--- Dataset records ---

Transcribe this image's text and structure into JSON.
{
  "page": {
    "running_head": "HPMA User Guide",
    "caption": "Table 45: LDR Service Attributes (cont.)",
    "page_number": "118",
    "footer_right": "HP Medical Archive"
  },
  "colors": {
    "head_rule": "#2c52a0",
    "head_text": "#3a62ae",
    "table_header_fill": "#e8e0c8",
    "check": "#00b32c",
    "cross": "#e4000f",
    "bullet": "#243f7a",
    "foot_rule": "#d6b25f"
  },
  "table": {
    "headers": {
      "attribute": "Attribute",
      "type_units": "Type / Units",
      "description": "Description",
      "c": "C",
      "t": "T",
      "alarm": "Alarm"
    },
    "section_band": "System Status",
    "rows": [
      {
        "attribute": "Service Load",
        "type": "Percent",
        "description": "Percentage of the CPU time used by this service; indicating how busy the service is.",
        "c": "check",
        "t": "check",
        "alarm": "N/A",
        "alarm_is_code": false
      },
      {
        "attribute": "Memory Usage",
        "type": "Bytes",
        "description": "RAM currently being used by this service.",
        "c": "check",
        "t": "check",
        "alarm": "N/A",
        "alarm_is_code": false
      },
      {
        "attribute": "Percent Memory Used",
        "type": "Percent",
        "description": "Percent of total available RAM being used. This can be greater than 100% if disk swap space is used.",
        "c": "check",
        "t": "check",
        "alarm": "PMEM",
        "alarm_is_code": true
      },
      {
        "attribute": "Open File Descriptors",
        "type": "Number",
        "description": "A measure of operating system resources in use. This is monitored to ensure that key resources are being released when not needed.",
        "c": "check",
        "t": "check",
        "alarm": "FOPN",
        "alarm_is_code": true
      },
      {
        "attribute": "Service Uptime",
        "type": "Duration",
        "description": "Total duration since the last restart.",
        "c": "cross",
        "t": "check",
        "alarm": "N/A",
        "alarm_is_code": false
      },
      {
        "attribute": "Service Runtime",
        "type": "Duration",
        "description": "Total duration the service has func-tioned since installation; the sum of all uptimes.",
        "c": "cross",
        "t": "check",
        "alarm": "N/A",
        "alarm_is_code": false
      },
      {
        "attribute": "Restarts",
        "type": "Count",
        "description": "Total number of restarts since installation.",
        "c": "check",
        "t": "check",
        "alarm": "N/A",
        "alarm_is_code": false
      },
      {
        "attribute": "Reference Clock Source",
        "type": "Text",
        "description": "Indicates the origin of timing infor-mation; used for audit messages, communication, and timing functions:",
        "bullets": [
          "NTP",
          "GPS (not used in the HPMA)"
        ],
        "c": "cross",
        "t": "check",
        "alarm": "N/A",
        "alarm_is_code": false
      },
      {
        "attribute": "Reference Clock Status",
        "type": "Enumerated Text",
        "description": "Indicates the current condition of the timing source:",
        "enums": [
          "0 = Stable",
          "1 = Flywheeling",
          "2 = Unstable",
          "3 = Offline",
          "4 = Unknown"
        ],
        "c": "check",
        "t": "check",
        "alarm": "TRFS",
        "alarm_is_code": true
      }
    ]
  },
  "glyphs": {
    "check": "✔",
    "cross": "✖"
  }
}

---

Print out every entry, keeping each one exact.

Transcribe this image's text and structure into JSON.
{
  "page": {
    "running_head": "HPMA User Guide",
    "caption": "Table 45: LDR Service Attributes (cont.)",
    "page_number": "118",
    "footer_right": "HP Medical Archive"
  },
  "colors": {
    "head_rule": "#2c52a0",
    "head_text": "#3a62ae",
    "table_header_fill": "#e8e0c8",
    "check": "#00b32c",
    "cross": "#e4000f",
    "bullet": "#243f7a",
    "foot_rule": "#d6b25f"
  },
  "table": {
    "headers": {
      "attribute": "Attribute",
      "type_units": "Type / Units",
      "description": "Description",
      "c": "C",
      "t": "T",
      "alarm": "Alarm"
    },
    "section_band": "System Status",
    "rows": [
      {
        "attribute": "Service Load",
        "type": "Percent",
        "description": "Percentage of the CPU time used by this service; indicating how busy the service is.",
        "c": "check",
        "t": "check",
        "alarm": "N/A",
        "alarm_is_code": false
      },
      {
        "attribute": "Memory Usage",
        "type": "Bytes",
        "description": "RAM currently being used by this service.",
        "c": "check",
        "t": "check",
        "alarm": "N/A",
        "alarm_is_code": false
      },
      {
        "attribute": "Percent Memory Used",
        "type": "Percent",
        "description": "Percent of total available RAM being used. This can be greater than 100% if disk swap space is used.",
        "c": "check",
        "t": "check",
        "alarm": "PMEM",
        "alarm_is_code": true
      },
      {
        "attribute": "Open File Descriptors",
        "type": "Number",
        "description": "A measure of operating system resources in use. This is monitored to ensure that key resources are being released when not needed.",
        "c": "check",
        "t": "check",
        "alarm": "FOPN",
        "alarm_is_code": true
      },
      {
        "attribute": "Service Uptime",
        "type": "Duration",
        "description": "Total duration since the last restart.",
        "c": "cross",
        "t": "check",
        "alarm": "N/A",
        "alarm_is_code": false
      },
      {
        "attribute": "Service Runtime",
        "type": "Duration",
        "description": "Total duration the service has func-tioned since installation; the sum of all uptimes.",
        "c": "cross",
        "t": "check",
        "alarm": "N/A",
        "alarm_is_code": false
      },
      {
        "attribute": "Restarts",
        "type": "Count",
        "description": "Total number of restarts since installation.",
        "c": "check",
        "t": "check",
        "alarm": "N/A",
        "alarm_is_code": false
      },
      {
        "attribute": "Reference Clock Source",
        "type": "Text",
        "description": "Indicates the origin of timing infor-mation; used for audit messages, communication, and timing functions:",
        "bullets": [
          "NTP",
          "GPS (not used in the HPMA)"
        ],
        "c": "cross",
        "t": "check",
        "alarm": "N/A",
        "alarm_is_code": false
      },
      {
        "attribute": "Reference Clock Status",
        "type": "Enumerated Text",
        "description": "Indicates the current condition of the timing source:",
        "enums": [
          "0 = Stable",
          "1 = Flywheeling",
          "2 = Unstable",
          "3 = Offline",
          "4 = Unknown"
        ],
        "c": "check",
        "t": "check",
        "alarm": "TRFS",
        "alarm_is_code": true
      }
    ]
  },
  "glyphs": {
    "check": "✔",
    "cross": "✖"
  }
}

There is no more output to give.